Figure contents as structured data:
[START]
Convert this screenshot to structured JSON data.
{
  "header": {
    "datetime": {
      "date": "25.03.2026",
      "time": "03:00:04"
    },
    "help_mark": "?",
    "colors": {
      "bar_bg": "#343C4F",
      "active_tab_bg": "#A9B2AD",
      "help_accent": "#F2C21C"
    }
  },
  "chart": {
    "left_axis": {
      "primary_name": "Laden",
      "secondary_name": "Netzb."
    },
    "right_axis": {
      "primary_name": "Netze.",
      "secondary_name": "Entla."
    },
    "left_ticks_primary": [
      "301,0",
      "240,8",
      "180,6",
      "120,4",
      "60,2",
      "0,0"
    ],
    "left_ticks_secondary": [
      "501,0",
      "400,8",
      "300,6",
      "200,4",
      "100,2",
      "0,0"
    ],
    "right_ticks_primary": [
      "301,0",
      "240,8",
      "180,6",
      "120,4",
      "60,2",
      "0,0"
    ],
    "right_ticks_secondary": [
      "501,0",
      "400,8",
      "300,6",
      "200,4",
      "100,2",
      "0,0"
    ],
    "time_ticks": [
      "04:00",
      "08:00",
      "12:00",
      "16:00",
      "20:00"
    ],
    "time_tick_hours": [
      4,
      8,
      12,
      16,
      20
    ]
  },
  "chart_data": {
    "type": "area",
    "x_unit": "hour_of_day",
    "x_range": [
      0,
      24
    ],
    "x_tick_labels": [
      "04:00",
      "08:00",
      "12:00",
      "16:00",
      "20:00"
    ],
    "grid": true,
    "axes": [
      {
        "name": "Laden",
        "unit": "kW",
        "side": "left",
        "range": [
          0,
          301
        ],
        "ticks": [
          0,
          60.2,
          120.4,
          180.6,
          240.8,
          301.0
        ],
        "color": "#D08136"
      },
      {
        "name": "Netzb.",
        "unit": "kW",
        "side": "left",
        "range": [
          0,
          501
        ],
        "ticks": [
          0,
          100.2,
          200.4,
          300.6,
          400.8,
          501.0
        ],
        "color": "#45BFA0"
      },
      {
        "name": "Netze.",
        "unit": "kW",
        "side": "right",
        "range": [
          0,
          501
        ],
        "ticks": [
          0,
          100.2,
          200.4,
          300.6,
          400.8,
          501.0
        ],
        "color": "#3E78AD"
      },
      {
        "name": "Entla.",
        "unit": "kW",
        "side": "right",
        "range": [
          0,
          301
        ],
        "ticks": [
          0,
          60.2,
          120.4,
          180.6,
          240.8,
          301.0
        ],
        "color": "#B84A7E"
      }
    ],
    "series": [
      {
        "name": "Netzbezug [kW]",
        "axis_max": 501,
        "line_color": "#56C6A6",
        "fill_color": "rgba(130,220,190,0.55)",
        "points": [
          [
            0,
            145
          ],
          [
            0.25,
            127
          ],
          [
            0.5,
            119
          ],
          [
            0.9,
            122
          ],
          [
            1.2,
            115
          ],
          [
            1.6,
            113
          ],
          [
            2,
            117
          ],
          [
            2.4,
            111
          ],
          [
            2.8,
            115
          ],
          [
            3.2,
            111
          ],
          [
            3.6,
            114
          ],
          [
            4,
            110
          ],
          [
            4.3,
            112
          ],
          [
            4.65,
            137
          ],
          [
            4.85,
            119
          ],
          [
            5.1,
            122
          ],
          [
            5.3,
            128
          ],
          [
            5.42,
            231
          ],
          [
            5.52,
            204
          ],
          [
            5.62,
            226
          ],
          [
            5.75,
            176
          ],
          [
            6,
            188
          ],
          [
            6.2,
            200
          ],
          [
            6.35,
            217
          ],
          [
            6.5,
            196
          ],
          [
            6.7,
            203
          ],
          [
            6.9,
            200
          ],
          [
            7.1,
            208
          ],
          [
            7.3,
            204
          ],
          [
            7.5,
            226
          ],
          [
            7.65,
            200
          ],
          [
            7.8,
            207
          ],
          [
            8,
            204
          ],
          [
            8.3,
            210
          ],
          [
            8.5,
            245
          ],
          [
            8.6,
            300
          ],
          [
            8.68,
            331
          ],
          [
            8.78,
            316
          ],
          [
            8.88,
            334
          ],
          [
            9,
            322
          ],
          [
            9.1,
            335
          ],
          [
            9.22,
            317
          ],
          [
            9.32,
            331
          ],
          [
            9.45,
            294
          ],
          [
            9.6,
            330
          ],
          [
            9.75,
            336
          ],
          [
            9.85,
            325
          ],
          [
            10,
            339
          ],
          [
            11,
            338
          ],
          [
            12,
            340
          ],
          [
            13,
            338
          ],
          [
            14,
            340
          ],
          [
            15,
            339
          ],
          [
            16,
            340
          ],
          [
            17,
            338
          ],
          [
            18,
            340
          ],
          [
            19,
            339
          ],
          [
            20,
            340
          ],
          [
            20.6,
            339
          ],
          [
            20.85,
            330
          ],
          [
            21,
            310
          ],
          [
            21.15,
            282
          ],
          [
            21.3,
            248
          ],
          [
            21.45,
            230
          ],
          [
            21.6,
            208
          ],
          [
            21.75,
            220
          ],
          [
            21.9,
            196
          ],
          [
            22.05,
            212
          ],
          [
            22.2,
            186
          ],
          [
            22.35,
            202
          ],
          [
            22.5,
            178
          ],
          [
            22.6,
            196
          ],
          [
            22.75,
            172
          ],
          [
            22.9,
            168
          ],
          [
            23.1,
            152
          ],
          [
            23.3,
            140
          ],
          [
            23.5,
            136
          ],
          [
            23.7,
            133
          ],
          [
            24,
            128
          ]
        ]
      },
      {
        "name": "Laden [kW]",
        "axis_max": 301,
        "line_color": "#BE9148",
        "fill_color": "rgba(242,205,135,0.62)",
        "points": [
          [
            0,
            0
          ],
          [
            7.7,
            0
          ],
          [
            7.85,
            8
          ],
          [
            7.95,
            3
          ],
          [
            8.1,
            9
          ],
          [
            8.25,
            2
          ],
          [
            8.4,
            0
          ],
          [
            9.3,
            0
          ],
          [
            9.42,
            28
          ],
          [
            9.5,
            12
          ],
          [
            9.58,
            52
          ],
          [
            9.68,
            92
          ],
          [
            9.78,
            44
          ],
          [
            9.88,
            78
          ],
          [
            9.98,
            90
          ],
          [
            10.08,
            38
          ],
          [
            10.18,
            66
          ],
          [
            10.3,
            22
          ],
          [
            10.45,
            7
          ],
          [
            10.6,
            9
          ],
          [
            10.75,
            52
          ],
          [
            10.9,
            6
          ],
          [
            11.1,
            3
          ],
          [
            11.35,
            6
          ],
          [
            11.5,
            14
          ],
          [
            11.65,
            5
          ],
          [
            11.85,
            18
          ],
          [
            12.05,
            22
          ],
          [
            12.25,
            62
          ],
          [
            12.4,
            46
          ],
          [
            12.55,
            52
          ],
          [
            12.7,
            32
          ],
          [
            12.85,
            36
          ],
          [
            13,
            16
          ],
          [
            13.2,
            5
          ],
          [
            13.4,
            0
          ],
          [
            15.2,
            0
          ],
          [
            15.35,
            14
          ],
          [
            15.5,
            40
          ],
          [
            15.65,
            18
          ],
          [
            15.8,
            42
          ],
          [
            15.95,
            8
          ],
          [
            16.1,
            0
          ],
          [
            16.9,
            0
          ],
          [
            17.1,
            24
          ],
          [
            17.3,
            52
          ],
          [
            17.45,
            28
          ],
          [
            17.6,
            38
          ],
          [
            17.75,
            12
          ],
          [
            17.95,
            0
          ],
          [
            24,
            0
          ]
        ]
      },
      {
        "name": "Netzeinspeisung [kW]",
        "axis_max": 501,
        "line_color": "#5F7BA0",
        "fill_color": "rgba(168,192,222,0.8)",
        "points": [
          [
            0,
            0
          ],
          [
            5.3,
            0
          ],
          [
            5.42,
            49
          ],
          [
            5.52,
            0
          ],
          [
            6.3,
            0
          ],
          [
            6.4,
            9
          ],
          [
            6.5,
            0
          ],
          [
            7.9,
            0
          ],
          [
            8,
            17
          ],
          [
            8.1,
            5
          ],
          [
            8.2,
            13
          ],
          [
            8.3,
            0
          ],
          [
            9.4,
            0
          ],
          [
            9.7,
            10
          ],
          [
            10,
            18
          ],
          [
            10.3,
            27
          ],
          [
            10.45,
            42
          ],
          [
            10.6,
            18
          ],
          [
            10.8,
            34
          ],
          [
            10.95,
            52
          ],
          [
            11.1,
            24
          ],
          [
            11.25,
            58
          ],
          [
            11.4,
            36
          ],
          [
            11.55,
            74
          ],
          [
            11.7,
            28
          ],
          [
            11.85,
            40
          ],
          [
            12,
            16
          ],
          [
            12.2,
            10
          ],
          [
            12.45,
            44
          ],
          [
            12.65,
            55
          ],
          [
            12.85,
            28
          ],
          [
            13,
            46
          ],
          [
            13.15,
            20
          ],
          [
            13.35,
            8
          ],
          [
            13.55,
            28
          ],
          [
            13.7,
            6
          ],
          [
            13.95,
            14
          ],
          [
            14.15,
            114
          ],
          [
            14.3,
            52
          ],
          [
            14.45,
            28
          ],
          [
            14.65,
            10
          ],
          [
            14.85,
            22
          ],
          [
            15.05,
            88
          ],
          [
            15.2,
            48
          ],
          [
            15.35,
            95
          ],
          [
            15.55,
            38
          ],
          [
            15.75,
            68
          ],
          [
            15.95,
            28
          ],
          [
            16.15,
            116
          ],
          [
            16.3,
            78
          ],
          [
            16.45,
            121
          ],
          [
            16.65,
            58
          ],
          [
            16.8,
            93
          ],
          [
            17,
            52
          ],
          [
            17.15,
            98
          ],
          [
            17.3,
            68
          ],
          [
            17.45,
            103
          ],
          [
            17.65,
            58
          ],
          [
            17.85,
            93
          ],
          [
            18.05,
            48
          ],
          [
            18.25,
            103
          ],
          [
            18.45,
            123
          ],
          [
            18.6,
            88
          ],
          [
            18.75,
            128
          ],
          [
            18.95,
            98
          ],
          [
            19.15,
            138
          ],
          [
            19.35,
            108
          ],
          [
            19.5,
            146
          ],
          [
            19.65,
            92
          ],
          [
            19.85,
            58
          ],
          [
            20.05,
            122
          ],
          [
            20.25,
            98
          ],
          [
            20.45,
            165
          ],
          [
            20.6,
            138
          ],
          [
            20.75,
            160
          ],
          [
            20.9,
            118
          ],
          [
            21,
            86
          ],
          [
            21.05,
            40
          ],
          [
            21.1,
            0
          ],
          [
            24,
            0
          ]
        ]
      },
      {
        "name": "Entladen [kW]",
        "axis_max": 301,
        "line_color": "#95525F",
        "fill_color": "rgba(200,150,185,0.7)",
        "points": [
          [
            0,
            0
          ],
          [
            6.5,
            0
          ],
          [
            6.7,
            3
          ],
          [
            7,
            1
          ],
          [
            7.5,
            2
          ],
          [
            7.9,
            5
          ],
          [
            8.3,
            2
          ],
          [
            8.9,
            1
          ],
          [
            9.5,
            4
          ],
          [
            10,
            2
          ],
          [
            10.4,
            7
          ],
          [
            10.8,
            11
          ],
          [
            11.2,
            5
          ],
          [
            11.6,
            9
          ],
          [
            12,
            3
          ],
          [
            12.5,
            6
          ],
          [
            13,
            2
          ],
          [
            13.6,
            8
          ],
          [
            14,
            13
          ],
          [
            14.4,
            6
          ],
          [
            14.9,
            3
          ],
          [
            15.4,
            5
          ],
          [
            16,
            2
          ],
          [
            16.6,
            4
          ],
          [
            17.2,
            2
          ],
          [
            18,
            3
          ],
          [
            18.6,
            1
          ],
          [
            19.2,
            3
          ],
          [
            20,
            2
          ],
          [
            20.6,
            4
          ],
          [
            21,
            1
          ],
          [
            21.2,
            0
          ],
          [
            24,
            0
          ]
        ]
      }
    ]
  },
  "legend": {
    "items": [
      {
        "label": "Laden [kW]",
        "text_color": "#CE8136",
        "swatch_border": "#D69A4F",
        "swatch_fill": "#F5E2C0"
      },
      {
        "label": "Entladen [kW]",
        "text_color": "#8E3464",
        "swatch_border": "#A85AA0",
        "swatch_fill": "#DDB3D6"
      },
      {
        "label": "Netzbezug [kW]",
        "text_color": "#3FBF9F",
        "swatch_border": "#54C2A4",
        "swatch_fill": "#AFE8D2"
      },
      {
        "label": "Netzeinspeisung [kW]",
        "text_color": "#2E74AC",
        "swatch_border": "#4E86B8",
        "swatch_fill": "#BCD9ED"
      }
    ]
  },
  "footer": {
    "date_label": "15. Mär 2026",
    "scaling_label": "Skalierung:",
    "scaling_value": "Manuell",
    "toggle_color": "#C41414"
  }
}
[END]
PROBLEM STATEMENT: Copy each line of the records above that carries the word "Netzbezug".

WRITTEN ANSWER:
        "name": "Netzbezug [kW]",
        "label": "Netzbezug [kW]",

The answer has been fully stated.